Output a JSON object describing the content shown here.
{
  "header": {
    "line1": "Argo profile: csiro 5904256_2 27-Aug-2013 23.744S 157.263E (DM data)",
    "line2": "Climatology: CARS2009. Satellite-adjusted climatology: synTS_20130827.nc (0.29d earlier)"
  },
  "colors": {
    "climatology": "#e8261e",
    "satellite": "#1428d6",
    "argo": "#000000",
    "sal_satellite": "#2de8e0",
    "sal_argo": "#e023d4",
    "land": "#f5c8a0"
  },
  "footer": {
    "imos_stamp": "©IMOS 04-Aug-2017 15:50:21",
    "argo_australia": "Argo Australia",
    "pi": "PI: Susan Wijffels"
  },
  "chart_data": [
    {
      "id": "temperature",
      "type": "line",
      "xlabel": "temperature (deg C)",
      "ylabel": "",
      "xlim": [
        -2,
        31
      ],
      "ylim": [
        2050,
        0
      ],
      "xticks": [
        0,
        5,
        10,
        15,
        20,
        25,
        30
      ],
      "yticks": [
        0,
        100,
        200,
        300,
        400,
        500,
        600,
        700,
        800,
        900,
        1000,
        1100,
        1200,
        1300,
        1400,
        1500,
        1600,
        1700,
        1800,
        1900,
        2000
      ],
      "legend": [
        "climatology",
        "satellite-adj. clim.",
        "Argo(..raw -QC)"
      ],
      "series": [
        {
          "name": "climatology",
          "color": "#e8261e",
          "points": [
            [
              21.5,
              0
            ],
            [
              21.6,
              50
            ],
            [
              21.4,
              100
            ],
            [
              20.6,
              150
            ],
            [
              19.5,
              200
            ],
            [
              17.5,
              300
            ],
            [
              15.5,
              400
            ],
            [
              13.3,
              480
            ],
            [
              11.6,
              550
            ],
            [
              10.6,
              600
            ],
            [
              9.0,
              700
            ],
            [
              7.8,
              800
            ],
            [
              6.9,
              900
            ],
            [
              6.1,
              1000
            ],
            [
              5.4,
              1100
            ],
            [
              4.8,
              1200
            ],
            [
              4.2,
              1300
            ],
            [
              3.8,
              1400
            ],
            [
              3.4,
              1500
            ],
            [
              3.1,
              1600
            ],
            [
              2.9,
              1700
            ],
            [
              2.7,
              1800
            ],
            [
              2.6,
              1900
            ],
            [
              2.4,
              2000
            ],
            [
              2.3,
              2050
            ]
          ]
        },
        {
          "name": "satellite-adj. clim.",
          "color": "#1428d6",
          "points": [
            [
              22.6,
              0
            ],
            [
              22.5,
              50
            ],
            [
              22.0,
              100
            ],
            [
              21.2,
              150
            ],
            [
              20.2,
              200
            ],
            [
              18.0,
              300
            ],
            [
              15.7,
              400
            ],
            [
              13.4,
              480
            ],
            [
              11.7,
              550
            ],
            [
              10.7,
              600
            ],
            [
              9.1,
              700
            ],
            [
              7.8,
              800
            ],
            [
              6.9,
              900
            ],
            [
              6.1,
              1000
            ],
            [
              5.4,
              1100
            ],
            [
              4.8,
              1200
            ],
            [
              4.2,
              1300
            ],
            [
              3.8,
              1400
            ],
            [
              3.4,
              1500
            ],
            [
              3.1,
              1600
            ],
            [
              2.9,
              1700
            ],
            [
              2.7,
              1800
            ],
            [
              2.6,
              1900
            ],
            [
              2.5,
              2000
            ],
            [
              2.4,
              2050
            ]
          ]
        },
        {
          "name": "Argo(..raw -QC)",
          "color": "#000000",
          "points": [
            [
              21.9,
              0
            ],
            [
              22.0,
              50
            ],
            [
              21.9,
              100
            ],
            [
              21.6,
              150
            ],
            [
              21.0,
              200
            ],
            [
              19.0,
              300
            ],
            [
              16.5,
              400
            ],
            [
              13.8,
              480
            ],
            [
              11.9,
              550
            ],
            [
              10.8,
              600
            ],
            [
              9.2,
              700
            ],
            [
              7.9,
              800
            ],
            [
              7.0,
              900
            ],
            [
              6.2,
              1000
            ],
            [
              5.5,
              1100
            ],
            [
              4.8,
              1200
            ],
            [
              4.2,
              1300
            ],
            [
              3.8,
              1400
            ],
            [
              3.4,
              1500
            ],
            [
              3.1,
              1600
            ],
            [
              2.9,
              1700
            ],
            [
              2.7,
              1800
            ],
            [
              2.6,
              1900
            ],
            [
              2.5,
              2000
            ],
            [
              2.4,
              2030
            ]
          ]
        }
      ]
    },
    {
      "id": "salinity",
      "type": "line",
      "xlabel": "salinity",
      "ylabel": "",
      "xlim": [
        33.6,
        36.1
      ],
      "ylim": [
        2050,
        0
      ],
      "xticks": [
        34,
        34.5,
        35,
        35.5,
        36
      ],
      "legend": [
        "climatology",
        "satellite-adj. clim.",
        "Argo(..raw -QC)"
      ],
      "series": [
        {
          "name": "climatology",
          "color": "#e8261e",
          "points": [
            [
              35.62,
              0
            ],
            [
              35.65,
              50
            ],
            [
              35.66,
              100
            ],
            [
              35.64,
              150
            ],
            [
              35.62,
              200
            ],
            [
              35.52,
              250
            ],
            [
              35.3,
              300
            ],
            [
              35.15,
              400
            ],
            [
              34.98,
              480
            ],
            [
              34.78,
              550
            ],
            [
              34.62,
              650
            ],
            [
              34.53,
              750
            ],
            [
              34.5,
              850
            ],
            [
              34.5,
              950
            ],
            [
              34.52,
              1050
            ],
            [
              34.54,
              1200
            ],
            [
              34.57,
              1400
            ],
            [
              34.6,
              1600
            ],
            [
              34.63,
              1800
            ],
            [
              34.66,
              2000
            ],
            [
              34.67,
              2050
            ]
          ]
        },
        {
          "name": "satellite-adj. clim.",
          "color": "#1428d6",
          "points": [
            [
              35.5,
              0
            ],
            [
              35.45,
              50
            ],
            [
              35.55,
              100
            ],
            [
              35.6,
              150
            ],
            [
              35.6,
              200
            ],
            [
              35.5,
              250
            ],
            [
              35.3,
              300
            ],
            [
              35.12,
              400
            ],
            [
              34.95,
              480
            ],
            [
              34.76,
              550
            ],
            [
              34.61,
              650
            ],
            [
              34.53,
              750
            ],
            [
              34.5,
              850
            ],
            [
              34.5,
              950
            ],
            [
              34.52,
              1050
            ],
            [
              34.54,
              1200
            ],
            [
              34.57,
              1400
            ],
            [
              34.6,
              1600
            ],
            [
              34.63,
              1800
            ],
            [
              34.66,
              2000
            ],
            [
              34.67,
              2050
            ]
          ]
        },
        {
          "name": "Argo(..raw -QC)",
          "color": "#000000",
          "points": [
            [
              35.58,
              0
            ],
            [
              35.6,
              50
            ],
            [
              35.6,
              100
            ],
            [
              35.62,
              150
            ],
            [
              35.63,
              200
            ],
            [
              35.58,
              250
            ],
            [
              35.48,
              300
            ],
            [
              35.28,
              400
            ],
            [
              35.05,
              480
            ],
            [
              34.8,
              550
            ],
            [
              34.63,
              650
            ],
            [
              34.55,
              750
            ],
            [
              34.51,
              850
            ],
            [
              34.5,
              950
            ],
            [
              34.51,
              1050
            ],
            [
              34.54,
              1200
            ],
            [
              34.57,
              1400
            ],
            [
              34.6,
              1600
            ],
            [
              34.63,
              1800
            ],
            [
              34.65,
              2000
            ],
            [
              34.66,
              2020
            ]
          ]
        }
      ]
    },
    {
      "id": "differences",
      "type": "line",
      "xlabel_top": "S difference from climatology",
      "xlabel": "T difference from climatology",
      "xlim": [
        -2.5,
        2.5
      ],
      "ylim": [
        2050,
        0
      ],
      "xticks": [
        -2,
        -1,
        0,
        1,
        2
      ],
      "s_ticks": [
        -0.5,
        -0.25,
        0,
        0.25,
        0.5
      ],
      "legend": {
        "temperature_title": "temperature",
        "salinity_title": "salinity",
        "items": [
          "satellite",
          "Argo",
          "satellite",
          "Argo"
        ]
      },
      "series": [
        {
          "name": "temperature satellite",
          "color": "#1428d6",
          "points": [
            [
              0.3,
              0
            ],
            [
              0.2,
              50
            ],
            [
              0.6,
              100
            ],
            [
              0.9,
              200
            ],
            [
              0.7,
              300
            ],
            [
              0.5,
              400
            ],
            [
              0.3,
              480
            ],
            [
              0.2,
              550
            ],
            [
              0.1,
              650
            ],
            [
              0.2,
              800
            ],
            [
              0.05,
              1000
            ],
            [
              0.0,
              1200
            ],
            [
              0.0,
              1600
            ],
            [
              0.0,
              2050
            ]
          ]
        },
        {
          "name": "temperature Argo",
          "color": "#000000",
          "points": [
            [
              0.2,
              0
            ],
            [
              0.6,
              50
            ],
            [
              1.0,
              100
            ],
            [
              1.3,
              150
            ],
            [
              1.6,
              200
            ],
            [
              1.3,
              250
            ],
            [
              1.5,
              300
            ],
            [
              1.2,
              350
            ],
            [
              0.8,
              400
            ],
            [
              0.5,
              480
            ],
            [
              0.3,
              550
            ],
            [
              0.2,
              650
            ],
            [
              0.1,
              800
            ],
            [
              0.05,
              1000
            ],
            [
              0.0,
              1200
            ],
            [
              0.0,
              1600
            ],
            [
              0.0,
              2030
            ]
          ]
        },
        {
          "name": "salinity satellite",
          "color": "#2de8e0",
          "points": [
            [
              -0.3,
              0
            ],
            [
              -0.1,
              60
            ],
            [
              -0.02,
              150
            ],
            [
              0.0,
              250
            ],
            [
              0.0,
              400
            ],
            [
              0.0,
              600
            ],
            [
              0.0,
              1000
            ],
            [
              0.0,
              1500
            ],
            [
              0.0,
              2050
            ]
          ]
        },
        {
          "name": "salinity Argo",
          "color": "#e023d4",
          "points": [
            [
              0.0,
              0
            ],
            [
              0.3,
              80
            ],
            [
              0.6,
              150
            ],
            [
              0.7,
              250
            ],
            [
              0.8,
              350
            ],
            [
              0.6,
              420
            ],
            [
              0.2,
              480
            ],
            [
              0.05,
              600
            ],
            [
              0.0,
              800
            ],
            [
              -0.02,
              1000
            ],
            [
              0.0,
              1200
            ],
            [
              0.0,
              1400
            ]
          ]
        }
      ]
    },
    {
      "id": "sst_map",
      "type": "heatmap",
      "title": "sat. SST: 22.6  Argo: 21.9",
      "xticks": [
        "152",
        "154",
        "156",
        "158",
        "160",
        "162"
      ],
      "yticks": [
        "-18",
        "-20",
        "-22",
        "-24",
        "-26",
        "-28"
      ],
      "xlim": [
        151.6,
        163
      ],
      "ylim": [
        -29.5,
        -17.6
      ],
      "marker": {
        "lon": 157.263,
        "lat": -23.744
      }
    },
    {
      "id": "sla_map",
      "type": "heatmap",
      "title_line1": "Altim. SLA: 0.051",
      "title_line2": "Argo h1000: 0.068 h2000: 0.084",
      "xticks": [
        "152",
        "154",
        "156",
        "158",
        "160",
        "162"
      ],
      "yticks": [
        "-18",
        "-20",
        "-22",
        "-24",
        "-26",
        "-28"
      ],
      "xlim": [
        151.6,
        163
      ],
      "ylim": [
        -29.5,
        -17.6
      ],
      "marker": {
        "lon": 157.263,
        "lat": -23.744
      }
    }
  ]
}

====================

In the material above, find the lines that contain "salinity" and show them.

      "id": "salinity",
      "xlabel": "salinity",
        "salinity_title": "salinity",
          "name": "salinity satellite",
          "name": "salinity Argo",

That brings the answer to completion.